Information given →
= = =
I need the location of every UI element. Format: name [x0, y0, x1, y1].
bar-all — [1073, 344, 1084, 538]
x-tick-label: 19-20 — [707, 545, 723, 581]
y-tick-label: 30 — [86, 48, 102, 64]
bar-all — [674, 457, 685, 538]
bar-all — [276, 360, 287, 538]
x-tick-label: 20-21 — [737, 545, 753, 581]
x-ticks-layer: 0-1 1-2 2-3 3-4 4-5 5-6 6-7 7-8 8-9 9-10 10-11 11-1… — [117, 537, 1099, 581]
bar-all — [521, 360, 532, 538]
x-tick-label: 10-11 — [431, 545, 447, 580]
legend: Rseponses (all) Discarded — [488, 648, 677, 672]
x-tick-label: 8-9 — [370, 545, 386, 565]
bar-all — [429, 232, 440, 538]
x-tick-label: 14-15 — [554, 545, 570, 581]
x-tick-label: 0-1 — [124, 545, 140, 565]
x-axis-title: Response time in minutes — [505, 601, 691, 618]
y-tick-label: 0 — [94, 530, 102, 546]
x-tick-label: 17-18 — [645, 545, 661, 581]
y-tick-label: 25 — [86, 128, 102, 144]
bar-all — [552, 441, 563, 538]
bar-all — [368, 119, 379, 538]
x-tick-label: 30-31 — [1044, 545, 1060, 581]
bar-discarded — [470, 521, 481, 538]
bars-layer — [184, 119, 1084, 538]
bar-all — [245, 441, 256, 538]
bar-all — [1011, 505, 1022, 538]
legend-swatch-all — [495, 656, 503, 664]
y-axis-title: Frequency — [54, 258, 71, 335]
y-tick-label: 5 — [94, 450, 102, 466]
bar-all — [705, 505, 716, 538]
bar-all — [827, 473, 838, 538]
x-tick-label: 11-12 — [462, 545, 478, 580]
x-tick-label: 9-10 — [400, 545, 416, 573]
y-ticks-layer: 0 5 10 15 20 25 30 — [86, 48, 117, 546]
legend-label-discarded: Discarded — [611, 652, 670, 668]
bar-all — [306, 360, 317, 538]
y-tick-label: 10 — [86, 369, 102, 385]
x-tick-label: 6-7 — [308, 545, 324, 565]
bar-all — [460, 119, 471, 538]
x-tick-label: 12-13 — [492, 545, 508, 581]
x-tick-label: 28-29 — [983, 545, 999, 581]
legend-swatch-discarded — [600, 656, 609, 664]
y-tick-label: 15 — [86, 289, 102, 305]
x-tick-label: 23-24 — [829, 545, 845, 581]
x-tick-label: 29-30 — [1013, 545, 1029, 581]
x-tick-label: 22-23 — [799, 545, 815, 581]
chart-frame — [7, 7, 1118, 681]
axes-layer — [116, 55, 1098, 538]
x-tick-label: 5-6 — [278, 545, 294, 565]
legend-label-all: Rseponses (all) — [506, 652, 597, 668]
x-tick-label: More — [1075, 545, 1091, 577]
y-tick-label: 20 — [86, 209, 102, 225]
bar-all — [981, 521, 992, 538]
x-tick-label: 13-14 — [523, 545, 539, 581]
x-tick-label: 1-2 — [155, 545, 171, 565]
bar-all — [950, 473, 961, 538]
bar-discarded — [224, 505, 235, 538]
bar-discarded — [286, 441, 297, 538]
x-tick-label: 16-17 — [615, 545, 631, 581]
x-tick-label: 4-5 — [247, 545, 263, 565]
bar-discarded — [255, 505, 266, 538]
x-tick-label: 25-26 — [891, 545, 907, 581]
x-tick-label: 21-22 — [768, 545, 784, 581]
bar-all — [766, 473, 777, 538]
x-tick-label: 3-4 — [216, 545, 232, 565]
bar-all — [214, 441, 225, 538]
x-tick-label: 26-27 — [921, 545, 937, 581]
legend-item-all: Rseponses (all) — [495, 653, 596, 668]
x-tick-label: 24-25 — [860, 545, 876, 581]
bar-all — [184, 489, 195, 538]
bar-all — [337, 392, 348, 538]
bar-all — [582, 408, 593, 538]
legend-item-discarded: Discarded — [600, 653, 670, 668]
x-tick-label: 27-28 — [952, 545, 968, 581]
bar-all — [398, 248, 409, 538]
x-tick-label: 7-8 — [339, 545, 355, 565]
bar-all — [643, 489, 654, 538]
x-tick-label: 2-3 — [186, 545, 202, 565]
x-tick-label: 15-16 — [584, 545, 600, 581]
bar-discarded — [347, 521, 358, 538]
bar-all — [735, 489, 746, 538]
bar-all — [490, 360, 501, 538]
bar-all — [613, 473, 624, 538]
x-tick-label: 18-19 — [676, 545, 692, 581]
= = =
Copy out every line of the records above word for word, with no changes.

I need the location of every UI element. Format: name [x0, y0, x1, y1].
bar-all — [1073, 344, 1084, 538]
x-tick-label: 19-20 — [707, 545, 723, 581]
y-tick-label: 30 — [86, 48, 102, 64]
bar-all — [674, 457, 685, 538]
bar-all — [276, 360, 287, 538]
x-tick-label: 20-21 — [737, 545, 753, 581]
x-ticks-layer: 0-1 1-2 2-3 3-4 4-5 5-6 6-7 7-8 8-9 9-10 10-11 11-1… — [117, 537, 1099, 581]
bar-all — [521, 360, 532, 538]
x-tick-label: 10-11 — [431, 545, 447, 580]
legend: Rseponses (all) Discarded — [488, 648, 677, 672]
x-tick-label: 8-9 — [370, 545, 386, 565]
bar-all — [429, 232, 440, 538]
x-tick-label: 14-15 — [554, 545, 570, 581]
x-tick-label: 0-1 — [124, 545, 140, 565]
x-axis-title: Response time in minutes — [505, 601, 691, 618]
y-tick-label: 0 — [94, 530, 102, 546]
x-tick-label: 17-18 — [645, 545, 661, 581]
y-tick-label: 25 — [86, 128, 102, 144]
bar-all — [552, 441, 563, 538]
bar-all — [368, 119, 379, 538]
x-tick-label: 30-31 — [1044, 545, 1060, 581]
bar-discarded — [470, 521, 481, 538]
bars-layer — [184, 119, 1084, 538]
bar-all — [245, 441, 256, 538]
bar-all — [1011, 505, 1022, 538]
legend-swatch-all — [495, 656, 503, 664]
y-axis-title: Frequency — [54, 258, 71, 335]
y-tick-label: 5 — [94, 450, 102, 466]
bar-all — [705, 505, 716, 538]
bar-all — [827, 473, 838, 538]
x-tick-label: 11-12 — [462, 545, 478, 580]
x-tick-label: 9-10 — [400, 545, 416, 573]
y-ticks-layer: 0 5 10 15 20 25 30 — [86, 48, 117, 546]
legend-label-discarded: Discarded — [611, 652, 670, 668]
bar-all — [306, 360, 317, 538]
y-tick-label: 10 — [86, 369, 102, 385]
x-tick-label: 6-7 — [308, 545, 324, 565]
bar-all — [460, 119, 471, 538]
x-tick-label: 12-13 — [492, 545, 508, 581]
x-tick-label: 28-29 — [983, 545, 999, 581]
legend-swatch-discarded — [600, 656, 609, 664]
y-tick-label: 15 — [86, 289, 102, 305]
x-tick-label: 23-24 — [829, 545, 845, 581]
x-tick-label: 29-30 — [1013, 545, 1029, 581]
x-tick-label: 22-23 — [799, 545, 815, 581]
chart-frame — [7, 7, 1118, 681]
axes-layer — [116, 55, 1098, 538]
x-tick-label: 5-6 — [278, 545, 294, 565]
legend-label-all: Rseponses (all) — [506, 652, 597, 668]
x-tick-label: More — [1075, 545, 1091, 577]
y-tick-label: 20 — [86, 209, 102, 225]
bar-all — [981, 521, 992, 538]
x-tick-label: 13-14 — [523, 545, 539, 581]
x-tick-label: 1-2 — [155, 545, 171, 565]
bar-all — [950, 473, 961, 538]
bar-discarded — [224, 505, 235, 538]
bar-discarded — [286, 441, 297, 538]
x-tick-label: 16-17 — [615, 545, 631, 581]
x-tick-label: 4-5 — [247, 545, 263, 565]
bar-discarded — [255, 505, 266, 538]
x-tick-label: 25-26 — [891, 545, 907, 581]
x-tick-label: 21-22 — [768, 545, 784, 581]
bar-all — [766, 473, 777, 538]
x-tick-label: 3-4 — [216, 545, 232, 565]
bar-all — [214, 441, 225, 538]
x-tick-label: 26-27 — [921, 545, 937, 581]
legend-item-all: Rseponses (all) — [495, 653, 596, 668]
x-tick-label: 24-25 — [860, 545, 876, 581]
bar-all — [184, 489, 195, 538]
bar-all — [337, 392, 348, 538]
bar-all — [582, 408, 593, 538]
legend-item-discarded: Discarded — [600, 653, 670, 668]
x-tick-label: 27-28 — [952, 545, 968, 581]
bar-all — [398, 248, 409, 538]
x-tick-label: 7-8 — [339, 545, 355, 565]
bar-all — [643, 489, 654, 538]
x-tick-label: 2-3 — [186, 545, 202, 565]
x-tick-label: 15-16 — [584, 545, 600, 581]
bar-discarded — [347, 521, 358, 538]
bar-all — [735, 489, 746, 538]
bar-all — [490, 360, 501, 538]
bar-all — [613, 473, 624, 538]
x-tick-label: 18-19 — [676, 545, 692, 581]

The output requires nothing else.